## To be done
Check each line of the listing, and copy it if it contains the word "services".

## Extracted information

★ ★ ★ ★

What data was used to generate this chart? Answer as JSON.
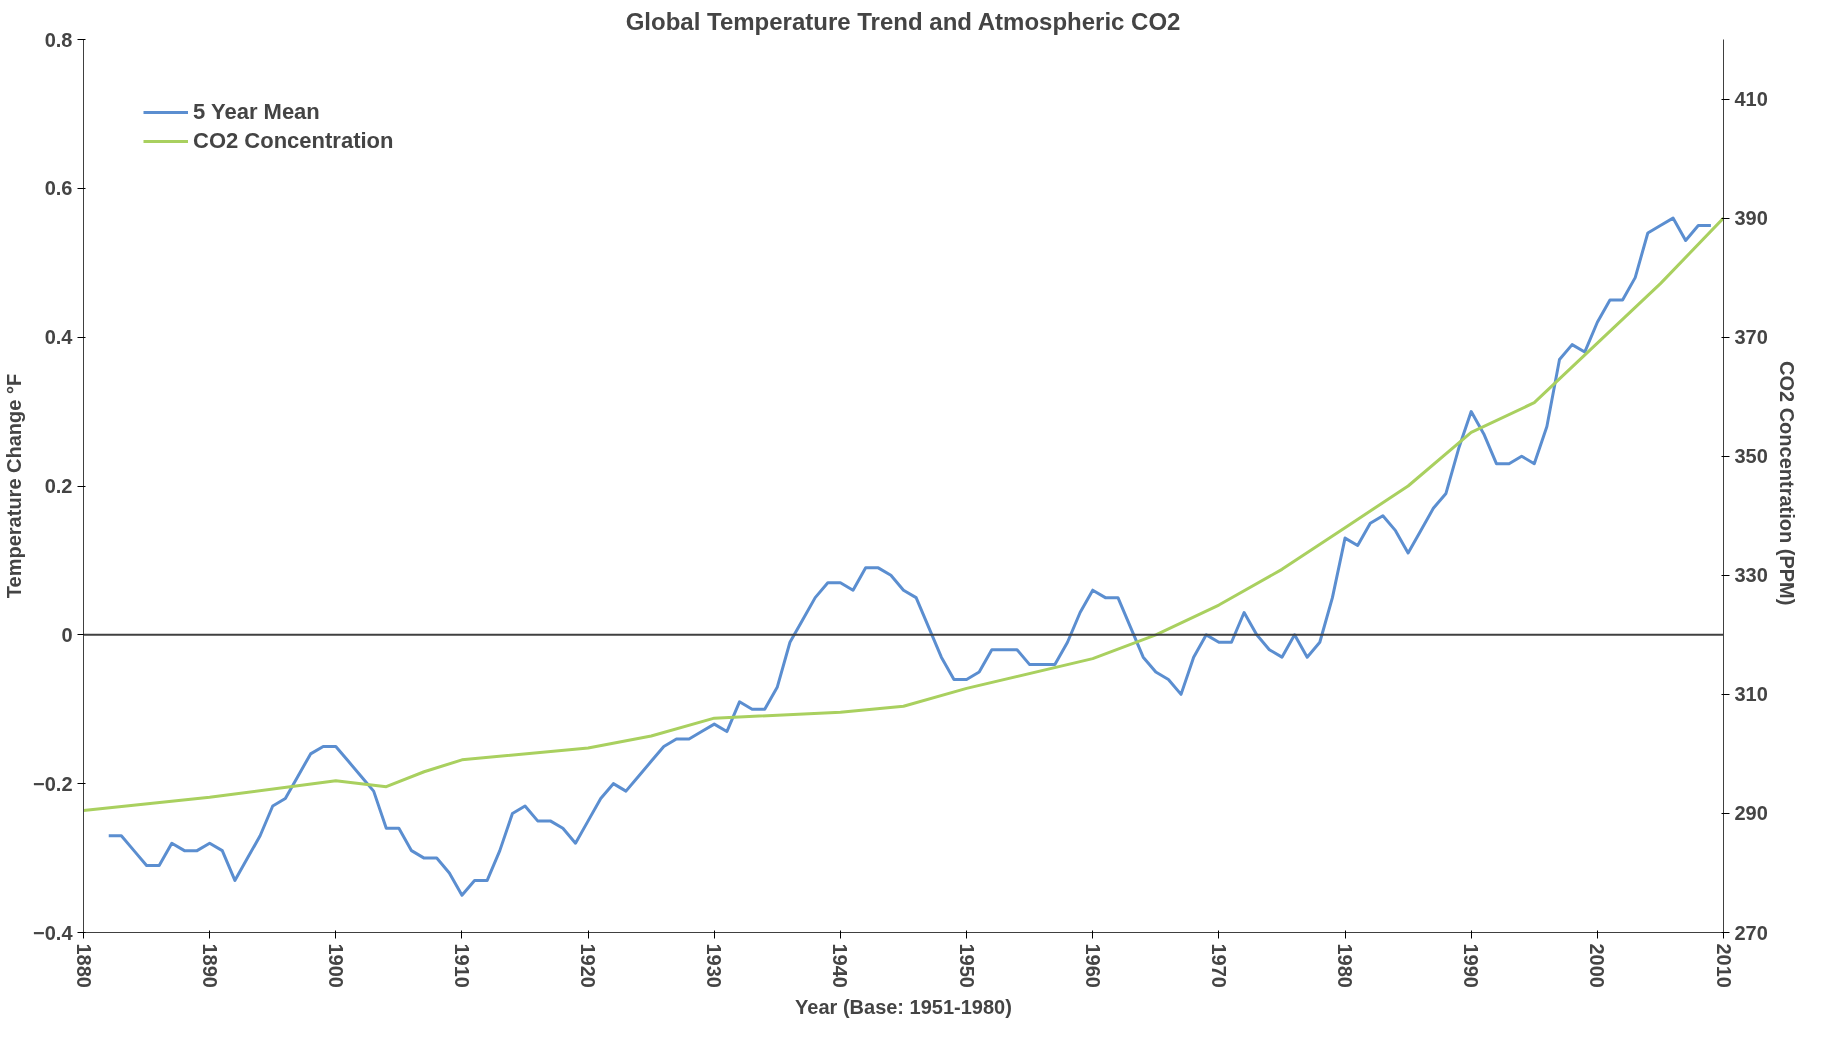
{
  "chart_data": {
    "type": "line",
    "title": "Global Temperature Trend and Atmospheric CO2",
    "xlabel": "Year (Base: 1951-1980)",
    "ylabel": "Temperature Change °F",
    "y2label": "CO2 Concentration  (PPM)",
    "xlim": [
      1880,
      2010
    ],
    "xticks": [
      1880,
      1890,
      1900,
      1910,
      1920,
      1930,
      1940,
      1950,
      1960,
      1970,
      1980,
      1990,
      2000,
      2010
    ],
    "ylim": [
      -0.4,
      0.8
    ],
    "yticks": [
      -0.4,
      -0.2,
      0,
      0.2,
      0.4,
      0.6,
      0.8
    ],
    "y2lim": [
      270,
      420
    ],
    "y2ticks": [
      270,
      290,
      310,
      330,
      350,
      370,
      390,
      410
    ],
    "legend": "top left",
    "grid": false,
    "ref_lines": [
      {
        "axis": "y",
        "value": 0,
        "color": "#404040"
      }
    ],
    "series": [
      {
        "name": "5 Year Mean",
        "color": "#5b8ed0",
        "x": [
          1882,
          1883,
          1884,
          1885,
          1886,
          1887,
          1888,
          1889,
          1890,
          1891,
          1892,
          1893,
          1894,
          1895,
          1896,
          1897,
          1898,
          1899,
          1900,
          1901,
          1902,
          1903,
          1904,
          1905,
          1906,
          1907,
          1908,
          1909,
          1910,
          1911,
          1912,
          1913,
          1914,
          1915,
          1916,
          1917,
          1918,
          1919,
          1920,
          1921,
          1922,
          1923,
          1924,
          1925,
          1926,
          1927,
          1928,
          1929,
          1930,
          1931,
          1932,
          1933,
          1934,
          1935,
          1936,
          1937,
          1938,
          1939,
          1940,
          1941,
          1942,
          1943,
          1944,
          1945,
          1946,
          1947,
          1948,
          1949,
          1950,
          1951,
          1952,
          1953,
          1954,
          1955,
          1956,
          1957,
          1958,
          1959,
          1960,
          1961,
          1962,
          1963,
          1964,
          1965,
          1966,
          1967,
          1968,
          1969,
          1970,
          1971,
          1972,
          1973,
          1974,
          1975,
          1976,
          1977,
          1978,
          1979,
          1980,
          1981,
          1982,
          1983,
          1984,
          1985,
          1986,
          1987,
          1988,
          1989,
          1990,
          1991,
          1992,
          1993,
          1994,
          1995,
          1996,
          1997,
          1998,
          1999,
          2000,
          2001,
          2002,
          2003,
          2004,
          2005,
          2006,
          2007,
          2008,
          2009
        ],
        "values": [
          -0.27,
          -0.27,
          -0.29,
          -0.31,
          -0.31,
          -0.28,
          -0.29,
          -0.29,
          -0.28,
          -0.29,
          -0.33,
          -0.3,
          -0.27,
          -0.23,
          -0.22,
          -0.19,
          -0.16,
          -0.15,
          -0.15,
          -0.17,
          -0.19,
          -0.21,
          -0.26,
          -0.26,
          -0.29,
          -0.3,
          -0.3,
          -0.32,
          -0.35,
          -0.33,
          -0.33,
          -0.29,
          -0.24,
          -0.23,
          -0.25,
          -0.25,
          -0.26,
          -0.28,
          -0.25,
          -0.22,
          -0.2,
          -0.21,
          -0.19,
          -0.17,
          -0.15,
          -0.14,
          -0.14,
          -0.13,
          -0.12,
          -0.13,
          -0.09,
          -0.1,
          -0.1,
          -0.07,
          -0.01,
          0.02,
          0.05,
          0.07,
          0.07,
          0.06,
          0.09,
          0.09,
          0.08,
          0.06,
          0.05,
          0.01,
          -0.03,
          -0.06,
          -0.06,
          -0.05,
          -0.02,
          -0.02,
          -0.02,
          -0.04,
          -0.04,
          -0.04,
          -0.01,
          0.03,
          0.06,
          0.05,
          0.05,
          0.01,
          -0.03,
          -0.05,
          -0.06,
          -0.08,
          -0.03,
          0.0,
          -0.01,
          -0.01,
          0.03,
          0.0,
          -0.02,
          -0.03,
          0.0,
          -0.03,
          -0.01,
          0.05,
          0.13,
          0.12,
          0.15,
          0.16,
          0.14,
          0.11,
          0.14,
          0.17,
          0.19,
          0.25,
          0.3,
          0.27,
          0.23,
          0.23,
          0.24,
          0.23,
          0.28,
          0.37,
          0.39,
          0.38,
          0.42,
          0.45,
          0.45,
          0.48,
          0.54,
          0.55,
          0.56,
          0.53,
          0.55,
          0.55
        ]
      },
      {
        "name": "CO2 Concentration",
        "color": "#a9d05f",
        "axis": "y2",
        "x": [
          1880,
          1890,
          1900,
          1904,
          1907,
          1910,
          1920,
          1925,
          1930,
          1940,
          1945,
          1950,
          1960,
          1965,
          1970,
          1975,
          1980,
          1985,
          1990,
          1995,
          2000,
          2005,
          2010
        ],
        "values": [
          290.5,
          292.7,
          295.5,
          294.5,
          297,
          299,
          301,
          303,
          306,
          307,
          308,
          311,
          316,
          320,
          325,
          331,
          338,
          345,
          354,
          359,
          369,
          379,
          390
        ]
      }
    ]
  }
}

★ ★ ★ ★

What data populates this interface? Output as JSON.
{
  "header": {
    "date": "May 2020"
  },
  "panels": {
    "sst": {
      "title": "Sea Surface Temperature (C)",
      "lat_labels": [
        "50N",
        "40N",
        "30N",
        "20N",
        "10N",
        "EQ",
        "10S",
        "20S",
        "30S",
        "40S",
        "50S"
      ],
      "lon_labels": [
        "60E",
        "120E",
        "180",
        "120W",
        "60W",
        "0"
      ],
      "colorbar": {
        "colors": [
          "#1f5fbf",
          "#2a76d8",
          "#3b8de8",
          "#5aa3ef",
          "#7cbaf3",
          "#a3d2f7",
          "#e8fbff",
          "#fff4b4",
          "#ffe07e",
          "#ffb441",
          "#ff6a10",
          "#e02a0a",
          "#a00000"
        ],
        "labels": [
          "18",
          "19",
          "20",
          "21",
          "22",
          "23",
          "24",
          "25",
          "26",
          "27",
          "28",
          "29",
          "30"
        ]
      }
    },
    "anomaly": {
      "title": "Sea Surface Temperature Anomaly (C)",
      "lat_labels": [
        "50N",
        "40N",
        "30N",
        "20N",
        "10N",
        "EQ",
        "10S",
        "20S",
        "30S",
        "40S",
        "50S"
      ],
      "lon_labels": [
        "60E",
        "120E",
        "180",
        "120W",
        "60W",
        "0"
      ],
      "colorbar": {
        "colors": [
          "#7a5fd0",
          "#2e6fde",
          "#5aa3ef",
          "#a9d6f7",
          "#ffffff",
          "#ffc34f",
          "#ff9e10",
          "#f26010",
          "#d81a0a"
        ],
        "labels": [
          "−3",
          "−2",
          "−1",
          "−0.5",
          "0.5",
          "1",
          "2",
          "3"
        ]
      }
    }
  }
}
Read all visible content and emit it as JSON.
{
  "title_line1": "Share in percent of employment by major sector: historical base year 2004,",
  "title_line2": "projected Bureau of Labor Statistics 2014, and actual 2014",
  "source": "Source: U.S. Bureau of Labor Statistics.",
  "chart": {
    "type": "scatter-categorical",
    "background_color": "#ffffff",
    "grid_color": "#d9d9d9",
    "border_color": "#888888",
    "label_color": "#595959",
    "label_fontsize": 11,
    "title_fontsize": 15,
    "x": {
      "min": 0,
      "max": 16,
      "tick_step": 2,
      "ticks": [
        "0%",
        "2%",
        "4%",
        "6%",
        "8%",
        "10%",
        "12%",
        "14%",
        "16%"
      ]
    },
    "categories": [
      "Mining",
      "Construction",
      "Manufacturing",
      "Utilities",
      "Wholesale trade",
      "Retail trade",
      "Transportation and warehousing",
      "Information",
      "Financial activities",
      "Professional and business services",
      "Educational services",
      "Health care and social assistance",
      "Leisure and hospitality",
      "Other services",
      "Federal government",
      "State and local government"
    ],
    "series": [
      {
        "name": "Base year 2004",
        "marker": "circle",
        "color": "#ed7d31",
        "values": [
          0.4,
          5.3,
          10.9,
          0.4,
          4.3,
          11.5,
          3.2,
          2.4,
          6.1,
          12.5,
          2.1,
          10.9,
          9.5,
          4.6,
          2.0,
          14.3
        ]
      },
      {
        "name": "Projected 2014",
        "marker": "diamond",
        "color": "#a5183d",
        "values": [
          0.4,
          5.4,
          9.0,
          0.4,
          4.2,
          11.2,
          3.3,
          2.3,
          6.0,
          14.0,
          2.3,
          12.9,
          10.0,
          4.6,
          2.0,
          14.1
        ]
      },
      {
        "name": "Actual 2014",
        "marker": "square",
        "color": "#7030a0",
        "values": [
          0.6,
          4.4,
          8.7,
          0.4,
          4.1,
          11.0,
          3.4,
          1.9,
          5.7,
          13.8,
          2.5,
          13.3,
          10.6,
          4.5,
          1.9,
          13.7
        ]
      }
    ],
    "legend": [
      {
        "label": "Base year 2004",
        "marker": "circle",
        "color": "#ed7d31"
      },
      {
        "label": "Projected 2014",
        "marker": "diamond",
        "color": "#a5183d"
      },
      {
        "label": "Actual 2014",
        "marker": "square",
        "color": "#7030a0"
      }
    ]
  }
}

★ ★ ★ ★

## Task response
      "Professional and business services",
      "Educational services",
      "Other services",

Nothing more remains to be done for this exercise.